++++ Page extract ++++

On August 13, 2007, a 4CP peak demand of 16,904 kW was hit by the EP at 3:30 p.m., which led to a 3664-kW increase in the 4CP demand kW in 2008 compared with the 4CP demand in 2007. If the coincident peak in August was assumed to be 3800 kW, the 4CP demand kW in 2008 would be 3850 kW, which is 3276 kW lower than the current value of 7126 kW. If the annual average 4CP demand charge rate is US$2.00/kW, the plant would have paid $78,624 more in 2008 due to this high 4CP value.
The charging start time was determined by operators according to their experiences and judgment. No predefined operating strategy was followed for TES operations. When EP operators charged the TES tank overnight, they tended to fully load all four OM chillers, so they could fully charge the TES tank as quickly as possible. The operating strategy in the summer months is to minimize the EP monthly electricity billing cost by avoiding OM chillers running during 3:30 p.m. to 6:00 p.m. During other hours, the maximum number of chillers running is no larger than four to limit the plant NCP demand. The chiller ChWLT set-point is manually set at 36[degrees]F (2.2[degrees]C) and is fixed all year round to provide pre-cooling for the glycol system. A higher ChW supply temperature is acceptable for this ChW system. The problems with such operations are (1) it is possible to hit a high 4CP demand, (2) the NCP demand is high, (3) the chillers are loaded at various part load ratios (PLRs), and (4) the chiller ChWLT is lower than normal. These problems make the plant consume more electricity and pay more.

++++

• **Stated exercise 1**:
Reproduce the chiller plant excerpt word for word, from "On August 13, 2007, a" to "high 4CP value.".
• **Stated exercise 2**:
Extend the chiller plant excerpt with new text that picks up after its final sentence.

++++ Recorded information ++++

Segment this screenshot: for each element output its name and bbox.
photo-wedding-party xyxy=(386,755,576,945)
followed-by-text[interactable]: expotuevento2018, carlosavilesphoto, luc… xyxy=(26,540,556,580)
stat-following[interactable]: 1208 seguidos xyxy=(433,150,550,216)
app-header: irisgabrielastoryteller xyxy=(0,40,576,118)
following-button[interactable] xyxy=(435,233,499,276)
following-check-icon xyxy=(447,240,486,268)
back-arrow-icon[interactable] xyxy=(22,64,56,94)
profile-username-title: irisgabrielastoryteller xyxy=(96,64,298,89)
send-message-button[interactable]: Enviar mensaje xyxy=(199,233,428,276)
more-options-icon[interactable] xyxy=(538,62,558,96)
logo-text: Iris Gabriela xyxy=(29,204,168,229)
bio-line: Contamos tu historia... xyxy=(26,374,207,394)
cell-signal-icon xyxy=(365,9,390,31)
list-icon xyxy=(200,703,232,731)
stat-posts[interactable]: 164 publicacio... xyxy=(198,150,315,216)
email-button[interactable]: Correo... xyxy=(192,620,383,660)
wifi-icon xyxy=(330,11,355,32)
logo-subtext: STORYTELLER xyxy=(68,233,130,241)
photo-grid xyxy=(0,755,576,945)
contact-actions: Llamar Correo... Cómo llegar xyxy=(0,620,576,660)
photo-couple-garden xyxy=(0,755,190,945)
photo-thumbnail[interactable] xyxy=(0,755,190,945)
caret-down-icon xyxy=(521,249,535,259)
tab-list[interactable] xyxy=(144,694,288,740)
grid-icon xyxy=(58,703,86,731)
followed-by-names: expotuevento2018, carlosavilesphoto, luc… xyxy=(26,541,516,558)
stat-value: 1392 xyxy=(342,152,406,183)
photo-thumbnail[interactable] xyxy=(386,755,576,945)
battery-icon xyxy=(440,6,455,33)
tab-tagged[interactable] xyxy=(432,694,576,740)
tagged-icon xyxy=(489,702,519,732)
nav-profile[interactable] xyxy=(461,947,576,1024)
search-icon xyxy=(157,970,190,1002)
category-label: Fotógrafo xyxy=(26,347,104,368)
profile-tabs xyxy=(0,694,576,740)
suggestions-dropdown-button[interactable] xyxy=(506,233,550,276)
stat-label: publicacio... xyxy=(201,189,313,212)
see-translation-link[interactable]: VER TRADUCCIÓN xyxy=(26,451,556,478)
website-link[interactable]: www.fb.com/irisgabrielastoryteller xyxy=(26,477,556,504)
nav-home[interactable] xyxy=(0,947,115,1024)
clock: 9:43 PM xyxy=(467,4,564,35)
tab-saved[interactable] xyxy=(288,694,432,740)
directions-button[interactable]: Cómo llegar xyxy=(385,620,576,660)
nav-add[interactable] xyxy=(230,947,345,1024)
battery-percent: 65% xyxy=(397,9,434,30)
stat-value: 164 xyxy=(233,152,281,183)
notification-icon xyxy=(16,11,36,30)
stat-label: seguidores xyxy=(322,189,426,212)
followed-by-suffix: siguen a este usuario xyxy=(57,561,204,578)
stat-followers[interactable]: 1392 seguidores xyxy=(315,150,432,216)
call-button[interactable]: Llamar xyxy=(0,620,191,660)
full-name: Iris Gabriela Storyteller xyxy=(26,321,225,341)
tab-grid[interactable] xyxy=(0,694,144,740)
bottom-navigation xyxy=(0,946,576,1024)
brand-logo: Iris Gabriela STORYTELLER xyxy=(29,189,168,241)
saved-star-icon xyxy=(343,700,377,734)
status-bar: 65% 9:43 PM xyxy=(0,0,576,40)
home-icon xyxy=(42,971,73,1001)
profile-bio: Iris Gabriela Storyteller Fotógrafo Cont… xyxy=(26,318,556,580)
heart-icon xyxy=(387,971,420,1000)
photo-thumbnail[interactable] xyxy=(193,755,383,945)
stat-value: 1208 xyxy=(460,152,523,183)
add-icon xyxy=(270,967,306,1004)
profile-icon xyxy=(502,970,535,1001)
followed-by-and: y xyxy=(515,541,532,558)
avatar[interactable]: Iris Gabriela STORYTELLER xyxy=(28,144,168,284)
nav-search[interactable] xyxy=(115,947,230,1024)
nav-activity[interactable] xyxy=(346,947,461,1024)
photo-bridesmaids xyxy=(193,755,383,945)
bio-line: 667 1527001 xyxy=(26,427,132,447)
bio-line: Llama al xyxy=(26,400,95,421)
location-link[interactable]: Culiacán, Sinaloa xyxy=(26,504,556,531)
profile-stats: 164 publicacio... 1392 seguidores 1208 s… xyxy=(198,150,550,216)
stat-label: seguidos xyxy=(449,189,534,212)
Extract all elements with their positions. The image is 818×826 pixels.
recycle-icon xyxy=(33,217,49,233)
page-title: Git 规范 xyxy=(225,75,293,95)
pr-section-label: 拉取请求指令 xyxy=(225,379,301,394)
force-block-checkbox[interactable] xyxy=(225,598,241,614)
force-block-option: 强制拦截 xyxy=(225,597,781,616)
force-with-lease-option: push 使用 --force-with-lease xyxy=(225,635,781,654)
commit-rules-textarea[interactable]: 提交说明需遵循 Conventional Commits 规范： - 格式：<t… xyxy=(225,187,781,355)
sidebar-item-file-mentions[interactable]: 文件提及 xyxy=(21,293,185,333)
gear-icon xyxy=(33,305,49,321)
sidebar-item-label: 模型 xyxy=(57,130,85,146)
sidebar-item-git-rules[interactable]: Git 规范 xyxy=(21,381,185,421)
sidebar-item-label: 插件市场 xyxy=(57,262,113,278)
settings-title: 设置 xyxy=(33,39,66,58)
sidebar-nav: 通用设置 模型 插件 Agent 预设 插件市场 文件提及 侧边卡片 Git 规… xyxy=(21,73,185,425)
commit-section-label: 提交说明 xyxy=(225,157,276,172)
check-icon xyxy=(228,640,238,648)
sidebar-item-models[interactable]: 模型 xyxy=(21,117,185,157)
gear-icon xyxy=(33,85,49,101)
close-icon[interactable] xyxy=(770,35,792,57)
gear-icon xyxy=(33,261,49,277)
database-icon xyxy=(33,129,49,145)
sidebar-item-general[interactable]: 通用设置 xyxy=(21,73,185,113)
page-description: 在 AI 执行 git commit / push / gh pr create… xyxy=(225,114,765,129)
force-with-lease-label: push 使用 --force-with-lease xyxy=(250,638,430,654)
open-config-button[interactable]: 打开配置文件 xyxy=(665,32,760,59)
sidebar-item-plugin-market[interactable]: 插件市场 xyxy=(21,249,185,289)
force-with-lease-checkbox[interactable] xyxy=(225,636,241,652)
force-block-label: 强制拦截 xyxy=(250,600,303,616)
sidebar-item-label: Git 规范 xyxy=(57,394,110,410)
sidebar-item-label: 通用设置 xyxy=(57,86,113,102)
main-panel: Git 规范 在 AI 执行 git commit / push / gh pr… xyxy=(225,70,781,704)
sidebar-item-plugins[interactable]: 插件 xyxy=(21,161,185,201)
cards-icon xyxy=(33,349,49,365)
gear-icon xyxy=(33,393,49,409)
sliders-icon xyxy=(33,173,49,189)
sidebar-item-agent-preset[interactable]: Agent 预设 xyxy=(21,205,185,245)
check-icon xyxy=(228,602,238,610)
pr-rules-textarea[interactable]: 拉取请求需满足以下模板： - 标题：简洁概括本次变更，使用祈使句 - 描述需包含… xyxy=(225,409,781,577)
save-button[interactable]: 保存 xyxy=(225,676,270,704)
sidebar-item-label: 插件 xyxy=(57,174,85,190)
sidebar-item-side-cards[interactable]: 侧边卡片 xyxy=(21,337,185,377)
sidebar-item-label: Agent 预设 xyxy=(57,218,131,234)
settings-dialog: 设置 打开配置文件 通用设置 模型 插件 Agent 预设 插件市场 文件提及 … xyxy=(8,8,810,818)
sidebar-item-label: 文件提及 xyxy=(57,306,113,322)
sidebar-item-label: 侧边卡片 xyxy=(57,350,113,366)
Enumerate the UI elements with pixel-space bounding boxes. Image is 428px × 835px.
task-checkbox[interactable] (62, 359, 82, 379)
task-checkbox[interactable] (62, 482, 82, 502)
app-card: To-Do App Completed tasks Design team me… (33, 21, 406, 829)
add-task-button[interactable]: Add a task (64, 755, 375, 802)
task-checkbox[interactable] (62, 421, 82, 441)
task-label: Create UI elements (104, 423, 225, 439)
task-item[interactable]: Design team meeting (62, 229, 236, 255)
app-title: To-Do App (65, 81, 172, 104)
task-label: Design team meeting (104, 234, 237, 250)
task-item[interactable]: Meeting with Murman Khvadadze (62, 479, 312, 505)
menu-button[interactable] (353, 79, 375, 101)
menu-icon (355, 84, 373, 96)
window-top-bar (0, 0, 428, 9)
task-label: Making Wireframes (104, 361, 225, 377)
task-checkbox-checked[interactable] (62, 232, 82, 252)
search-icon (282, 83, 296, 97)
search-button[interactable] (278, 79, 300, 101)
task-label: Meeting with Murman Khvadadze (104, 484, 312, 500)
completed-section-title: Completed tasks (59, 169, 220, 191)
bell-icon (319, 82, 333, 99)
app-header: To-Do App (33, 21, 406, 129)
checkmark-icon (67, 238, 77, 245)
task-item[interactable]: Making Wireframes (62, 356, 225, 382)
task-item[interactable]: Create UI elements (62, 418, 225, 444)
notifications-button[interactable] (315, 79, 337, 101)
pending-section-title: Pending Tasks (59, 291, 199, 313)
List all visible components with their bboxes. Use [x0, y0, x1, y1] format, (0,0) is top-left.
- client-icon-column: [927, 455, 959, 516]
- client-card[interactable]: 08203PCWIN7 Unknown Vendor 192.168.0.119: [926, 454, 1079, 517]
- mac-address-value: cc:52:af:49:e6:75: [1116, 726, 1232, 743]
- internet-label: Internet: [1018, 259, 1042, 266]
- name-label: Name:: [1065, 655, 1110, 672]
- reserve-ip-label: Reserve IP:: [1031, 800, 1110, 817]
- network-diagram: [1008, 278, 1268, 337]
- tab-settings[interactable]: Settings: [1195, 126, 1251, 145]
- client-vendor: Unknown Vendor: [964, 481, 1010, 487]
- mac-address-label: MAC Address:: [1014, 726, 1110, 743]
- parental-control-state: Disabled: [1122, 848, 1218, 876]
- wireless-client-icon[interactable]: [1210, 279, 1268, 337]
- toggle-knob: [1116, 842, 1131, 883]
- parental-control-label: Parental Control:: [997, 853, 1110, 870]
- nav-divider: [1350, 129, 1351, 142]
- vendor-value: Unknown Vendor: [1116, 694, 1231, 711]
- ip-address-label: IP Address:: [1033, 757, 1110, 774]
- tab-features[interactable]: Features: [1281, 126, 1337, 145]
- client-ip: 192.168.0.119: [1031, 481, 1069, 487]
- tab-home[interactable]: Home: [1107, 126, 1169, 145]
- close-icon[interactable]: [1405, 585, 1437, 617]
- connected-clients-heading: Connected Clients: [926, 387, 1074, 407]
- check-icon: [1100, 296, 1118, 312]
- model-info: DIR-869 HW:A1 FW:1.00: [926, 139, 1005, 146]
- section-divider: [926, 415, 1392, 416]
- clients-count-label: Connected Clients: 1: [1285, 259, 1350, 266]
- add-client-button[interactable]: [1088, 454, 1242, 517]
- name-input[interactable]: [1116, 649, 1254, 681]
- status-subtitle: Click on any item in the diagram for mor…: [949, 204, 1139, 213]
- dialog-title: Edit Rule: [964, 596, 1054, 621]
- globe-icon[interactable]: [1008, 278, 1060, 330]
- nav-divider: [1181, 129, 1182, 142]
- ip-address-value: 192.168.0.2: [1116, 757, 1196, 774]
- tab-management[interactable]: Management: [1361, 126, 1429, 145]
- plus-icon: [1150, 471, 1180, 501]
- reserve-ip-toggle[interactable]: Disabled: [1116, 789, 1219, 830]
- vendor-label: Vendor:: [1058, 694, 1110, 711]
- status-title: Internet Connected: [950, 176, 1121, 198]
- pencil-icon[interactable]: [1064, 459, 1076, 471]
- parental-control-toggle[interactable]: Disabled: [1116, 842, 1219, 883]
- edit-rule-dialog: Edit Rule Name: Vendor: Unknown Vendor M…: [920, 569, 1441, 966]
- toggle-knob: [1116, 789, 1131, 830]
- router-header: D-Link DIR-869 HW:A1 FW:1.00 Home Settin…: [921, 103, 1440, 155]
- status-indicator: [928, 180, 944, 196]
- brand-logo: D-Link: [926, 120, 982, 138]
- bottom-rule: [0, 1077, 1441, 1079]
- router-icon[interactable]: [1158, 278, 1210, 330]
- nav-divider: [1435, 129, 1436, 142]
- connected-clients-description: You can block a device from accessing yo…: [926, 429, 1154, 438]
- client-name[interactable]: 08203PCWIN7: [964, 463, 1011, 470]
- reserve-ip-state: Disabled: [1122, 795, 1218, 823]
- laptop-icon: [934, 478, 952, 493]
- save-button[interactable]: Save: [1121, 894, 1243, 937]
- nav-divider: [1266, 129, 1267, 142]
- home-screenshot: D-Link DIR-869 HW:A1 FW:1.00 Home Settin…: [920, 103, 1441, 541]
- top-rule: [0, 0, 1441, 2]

++++

• **Written response 1**:
On August 13, 2007, a 4CP peak demand of 16,904 kW was hit by the EP at 3:30 p.m., which led to a 3664-kW increase in the 4CP demand kW in 2008 compared with the 4CP demand in 2007. If the coincident peak in August was assumed to be 3800 kW, the 4CP demand kW in 2008 would be 3850 kW, which is 3276 kW lower than the current value of 7126 kW. If the annual average 4CP demand charge rate is US$2.00/kW, the plant would have paid $78,624 more in 2008 due to this high 4CP value.

• **Written response 2**:
The ChW flow through the chiller evaporator is controlled by modulating flow control valves on the leaving side of the evaporator. The ChW flow rate set-point can be manually overridden, so the TES tank could be charged faster. The sequencing of the constant speed PPMPs is dedicated to the corresponding chillers. The variable-frequency device (VFD) speed of the SPMPs is modulated to maintain the average of differential pressures (DPs) at two loop ends in the tunnels at a given set-point. This set-point is manually adjusted to be between 25 psid and 48 psid (172 kPa and 331 kPa) all year round to ensure there are no hot complaints from terminals.
The CT staging control in place is a very complicated algorithm. The existing control intends to stage the number of fans and select high and low speed of fans to minimize the chiller compressor electricity consumption. Six stages are defined in the controllers. The CW pumps are automatically sequenced to provide CW for the OM chillers and the PCA chillers.
Validation of system modeling
The trended historical data from March 1, 2007, to February 29, 2008, is used for system modeling and TES operating strategies simulations. The electricity consumed by OM chillers, CT fans, CW pumps, PPMPs, and SPMPs is considered as plant ChW electricity load, while all other electricity consumptions are nonplant electricity loads. According to trended historical data, 84.2% of EP total electricity consumption is contributed to the ChW system, 8.4% is consumed by the PCA system, and 7.4% is consumed by miscellaneous equipment, such as EP air-conditioning, air compressors, lighting, and plug loads. Therefore, the power consumed by the plant covers the majority of the total EP power consumption.
To check the accuracy of the system model, the EP monthly utility bills are compared with the simulation results of the full-storage scenario since the current tank control strategy is very close to full storage. A good match is found, although minor differences exist in several months. This could be attributed to the imperfection of models, inaccurate parameter inputs, or simulated operations different from actual situations. The present system power model can reasonably predict the monthly electricity consumption.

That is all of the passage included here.